_Task instructions_
In the items from the first line up to and including the line with "console-output-line: number of", change "probability of success" to "chance of success" and give those lines again with nothing else altered.

_Exercise material_

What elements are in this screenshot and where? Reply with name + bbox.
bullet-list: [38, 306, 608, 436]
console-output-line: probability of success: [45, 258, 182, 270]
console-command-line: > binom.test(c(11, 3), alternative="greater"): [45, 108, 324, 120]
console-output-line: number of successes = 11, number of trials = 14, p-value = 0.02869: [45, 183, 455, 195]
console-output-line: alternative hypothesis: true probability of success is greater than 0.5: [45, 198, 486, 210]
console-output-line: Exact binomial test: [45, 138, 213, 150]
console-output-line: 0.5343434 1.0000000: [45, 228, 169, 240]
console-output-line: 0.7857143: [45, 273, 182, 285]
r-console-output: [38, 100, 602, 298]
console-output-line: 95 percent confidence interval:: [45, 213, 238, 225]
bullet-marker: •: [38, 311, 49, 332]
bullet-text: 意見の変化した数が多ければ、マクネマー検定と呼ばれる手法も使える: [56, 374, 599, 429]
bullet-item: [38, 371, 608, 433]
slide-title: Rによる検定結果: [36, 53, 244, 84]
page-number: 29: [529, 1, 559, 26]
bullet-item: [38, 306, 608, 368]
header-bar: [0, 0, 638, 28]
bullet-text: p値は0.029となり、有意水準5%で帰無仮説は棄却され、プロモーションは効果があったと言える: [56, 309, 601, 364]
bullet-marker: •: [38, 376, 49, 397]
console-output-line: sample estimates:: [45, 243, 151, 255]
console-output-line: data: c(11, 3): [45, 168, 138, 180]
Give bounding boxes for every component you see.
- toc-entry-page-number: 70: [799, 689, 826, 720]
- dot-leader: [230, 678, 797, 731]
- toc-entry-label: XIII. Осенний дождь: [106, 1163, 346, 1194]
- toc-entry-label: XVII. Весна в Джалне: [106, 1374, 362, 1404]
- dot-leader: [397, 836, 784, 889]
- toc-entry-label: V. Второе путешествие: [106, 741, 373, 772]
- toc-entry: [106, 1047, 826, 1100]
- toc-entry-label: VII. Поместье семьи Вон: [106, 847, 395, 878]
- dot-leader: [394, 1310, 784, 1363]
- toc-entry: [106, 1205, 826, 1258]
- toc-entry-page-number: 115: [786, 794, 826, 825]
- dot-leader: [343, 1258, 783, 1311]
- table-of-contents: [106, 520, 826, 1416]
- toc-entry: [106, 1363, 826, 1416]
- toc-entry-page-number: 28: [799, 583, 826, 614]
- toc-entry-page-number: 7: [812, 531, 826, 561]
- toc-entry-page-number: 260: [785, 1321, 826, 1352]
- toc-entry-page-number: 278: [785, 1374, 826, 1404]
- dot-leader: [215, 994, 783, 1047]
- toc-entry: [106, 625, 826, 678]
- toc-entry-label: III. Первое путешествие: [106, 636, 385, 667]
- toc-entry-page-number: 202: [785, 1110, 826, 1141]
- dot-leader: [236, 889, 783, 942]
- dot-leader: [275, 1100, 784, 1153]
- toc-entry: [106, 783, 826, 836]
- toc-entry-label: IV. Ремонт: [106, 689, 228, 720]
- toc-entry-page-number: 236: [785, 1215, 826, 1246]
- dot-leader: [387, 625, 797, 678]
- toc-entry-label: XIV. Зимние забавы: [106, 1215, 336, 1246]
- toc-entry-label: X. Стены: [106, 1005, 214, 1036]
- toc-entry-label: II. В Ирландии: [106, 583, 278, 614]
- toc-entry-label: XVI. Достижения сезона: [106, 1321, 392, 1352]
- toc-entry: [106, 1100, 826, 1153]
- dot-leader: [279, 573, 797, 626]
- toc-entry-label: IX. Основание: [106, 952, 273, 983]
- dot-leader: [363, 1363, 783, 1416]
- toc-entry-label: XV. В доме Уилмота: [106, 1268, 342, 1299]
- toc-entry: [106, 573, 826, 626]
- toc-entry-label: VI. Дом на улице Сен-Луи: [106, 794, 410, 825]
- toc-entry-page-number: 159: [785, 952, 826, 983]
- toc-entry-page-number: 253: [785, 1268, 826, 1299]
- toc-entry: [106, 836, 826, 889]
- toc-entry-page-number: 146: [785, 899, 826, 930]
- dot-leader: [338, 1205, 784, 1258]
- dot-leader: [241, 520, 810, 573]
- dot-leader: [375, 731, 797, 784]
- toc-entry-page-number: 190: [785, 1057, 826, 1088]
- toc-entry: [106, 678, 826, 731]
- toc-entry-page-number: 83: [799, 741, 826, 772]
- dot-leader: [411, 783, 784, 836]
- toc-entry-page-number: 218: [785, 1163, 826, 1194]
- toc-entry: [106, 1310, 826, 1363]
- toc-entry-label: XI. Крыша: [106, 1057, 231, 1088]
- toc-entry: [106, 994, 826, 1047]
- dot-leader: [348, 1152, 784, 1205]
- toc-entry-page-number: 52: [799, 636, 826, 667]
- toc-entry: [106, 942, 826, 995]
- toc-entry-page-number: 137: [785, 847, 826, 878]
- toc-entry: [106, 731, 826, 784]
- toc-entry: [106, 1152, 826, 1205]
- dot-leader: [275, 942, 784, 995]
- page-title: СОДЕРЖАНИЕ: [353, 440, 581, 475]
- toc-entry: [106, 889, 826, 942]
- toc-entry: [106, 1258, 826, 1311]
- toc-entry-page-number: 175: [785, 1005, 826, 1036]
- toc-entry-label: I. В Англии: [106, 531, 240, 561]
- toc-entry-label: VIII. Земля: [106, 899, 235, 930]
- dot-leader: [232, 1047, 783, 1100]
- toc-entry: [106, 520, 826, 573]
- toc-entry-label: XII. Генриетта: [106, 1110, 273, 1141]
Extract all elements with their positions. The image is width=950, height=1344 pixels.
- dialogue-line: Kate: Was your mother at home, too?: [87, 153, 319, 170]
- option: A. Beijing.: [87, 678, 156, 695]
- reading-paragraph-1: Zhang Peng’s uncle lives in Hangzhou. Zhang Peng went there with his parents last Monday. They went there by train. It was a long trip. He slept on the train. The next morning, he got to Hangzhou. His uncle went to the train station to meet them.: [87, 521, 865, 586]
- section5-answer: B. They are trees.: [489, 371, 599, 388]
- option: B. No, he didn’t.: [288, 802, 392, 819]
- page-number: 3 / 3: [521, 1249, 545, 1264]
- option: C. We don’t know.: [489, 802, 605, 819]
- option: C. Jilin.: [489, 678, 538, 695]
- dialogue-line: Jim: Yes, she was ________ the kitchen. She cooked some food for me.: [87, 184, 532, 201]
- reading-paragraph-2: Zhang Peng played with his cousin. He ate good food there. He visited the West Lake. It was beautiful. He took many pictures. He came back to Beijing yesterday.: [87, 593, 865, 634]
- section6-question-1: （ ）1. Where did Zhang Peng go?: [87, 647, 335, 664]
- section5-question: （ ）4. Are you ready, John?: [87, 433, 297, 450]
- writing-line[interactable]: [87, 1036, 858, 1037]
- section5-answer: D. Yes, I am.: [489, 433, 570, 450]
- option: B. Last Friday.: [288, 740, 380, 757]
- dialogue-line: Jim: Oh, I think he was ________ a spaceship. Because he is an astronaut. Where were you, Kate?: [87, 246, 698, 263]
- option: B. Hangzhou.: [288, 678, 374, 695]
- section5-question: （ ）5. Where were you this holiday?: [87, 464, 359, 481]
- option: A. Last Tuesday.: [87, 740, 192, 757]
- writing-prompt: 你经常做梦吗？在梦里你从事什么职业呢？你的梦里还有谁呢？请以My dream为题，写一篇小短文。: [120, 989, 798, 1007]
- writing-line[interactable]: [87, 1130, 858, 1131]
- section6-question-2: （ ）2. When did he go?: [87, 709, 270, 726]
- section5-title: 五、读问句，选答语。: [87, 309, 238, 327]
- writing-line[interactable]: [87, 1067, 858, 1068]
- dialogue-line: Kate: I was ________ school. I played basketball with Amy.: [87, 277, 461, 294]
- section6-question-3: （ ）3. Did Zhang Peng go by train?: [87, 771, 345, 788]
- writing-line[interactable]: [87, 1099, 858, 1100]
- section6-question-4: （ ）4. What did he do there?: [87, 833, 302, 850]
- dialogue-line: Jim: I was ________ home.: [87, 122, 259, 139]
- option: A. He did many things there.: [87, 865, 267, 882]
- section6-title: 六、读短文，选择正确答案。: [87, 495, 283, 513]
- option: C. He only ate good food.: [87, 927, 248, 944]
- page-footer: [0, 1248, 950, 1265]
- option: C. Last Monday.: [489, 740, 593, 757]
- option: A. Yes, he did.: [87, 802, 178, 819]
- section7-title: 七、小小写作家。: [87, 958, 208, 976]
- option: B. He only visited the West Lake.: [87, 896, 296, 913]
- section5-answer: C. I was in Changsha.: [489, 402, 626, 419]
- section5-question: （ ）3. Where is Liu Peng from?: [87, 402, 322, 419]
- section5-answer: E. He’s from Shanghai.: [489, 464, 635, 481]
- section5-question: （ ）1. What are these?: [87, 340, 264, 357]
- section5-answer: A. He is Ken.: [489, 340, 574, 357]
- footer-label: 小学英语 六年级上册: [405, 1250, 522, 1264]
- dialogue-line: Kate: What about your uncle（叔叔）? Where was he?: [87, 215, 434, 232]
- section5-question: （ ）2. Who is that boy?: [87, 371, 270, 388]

_Full response_
What elements are in this screenshot and where? Reply with name + bbox.
bullet-list: [38, 306, 608, 436]
console-output-line: chance of success: [45, 258, 182, 270]
console-command-line: > binom.test(c(11, 3), alternative="greater"): [45, 108, 324, 120]
console-output-line: number of successes = 11, number of trials = 14, p-value = 0.02869: [45, 183, 455, 195]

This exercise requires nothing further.